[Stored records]
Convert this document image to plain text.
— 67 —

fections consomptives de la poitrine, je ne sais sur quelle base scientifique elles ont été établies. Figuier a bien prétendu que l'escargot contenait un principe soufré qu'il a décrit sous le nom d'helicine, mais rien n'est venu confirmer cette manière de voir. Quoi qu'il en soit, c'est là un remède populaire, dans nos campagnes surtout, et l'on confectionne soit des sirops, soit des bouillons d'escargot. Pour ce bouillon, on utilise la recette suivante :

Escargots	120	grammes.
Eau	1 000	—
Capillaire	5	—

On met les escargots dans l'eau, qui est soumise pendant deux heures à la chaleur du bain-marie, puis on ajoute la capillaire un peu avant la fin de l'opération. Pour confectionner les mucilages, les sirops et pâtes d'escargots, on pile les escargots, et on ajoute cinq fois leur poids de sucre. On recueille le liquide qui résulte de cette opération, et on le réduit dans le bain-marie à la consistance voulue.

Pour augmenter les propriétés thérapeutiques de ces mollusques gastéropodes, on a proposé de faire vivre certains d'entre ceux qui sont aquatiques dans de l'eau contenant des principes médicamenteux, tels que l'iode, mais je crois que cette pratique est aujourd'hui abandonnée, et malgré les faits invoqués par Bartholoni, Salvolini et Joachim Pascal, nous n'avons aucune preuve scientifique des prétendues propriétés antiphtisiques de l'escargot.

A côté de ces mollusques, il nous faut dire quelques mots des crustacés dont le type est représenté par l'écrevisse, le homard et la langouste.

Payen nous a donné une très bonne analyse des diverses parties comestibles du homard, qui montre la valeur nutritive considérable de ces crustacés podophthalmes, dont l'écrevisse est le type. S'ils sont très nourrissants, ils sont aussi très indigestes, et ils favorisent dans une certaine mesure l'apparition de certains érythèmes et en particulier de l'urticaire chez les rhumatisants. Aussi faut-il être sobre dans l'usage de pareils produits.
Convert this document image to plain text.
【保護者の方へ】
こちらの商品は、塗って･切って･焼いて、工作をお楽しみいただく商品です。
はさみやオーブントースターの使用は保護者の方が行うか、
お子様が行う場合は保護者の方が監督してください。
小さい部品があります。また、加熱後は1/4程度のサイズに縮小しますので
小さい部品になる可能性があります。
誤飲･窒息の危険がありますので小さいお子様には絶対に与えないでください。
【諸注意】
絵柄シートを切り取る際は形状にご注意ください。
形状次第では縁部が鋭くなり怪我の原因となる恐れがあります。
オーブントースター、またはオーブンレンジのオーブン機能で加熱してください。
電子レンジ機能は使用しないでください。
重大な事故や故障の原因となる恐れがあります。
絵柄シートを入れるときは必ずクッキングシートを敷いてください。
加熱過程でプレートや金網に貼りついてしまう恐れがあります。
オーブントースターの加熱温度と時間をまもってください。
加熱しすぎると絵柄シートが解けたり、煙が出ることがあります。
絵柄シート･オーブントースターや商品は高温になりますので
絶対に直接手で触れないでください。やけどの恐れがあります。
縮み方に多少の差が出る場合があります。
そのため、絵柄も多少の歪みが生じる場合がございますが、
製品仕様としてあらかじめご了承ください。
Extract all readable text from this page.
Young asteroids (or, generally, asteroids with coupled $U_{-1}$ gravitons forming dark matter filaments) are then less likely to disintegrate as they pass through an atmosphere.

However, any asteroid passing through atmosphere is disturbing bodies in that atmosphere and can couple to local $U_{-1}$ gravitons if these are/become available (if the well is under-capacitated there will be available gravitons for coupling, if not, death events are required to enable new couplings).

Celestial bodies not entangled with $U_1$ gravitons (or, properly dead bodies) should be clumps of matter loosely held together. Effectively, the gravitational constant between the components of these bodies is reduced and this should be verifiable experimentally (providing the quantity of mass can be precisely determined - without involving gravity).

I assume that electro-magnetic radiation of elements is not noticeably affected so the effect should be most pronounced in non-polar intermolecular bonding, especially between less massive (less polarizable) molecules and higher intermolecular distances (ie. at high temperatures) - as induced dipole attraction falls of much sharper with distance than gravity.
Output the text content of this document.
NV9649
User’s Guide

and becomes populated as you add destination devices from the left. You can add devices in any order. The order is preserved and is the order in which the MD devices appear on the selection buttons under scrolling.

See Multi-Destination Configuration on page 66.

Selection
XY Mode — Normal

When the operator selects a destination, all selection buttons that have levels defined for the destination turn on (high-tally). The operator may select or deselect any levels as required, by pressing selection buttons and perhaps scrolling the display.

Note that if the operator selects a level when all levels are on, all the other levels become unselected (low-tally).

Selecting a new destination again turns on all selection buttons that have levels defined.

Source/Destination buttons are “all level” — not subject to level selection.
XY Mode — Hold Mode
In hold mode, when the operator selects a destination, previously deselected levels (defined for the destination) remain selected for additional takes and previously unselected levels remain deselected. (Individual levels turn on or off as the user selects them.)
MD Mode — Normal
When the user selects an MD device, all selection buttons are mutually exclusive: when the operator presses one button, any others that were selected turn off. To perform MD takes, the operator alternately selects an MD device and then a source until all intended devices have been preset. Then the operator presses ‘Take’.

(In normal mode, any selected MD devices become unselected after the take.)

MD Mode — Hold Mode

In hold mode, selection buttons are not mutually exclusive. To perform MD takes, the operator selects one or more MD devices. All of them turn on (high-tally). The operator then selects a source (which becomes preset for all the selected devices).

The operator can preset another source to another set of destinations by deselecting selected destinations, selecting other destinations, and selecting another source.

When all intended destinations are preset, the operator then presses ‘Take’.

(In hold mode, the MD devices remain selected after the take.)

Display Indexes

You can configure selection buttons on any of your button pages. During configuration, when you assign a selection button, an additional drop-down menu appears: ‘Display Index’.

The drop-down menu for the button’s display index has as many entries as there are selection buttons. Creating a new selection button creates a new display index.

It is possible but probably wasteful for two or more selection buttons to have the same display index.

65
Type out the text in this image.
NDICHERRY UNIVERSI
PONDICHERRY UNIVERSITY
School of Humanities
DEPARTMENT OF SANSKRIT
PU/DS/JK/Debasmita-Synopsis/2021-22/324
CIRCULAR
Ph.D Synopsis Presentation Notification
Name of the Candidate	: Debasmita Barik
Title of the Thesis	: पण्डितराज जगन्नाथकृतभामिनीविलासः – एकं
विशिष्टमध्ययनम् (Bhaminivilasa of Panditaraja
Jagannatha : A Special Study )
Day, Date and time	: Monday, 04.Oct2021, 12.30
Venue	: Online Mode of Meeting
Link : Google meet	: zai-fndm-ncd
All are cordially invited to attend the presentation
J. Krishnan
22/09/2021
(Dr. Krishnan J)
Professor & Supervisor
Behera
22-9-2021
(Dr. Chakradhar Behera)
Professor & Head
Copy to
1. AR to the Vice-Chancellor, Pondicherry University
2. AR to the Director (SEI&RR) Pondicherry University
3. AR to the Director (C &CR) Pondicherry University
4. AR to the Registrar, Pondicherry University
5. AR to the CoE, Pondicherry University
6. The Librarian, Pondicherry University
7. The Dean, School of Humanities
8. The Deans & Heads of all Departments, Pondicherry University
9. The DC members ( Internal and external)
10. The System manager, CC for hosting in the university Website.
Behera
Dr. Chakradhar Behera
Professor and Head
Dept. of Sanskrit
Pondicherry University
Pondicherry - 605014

> _YOUR INSTRUCTIONS_:
Pick out each line in the material containing "Chakradhar".

> _ANSWER FOR THE TASK_:
(Dr. Chakradhar Behera)
Dr. Chakradhar Behera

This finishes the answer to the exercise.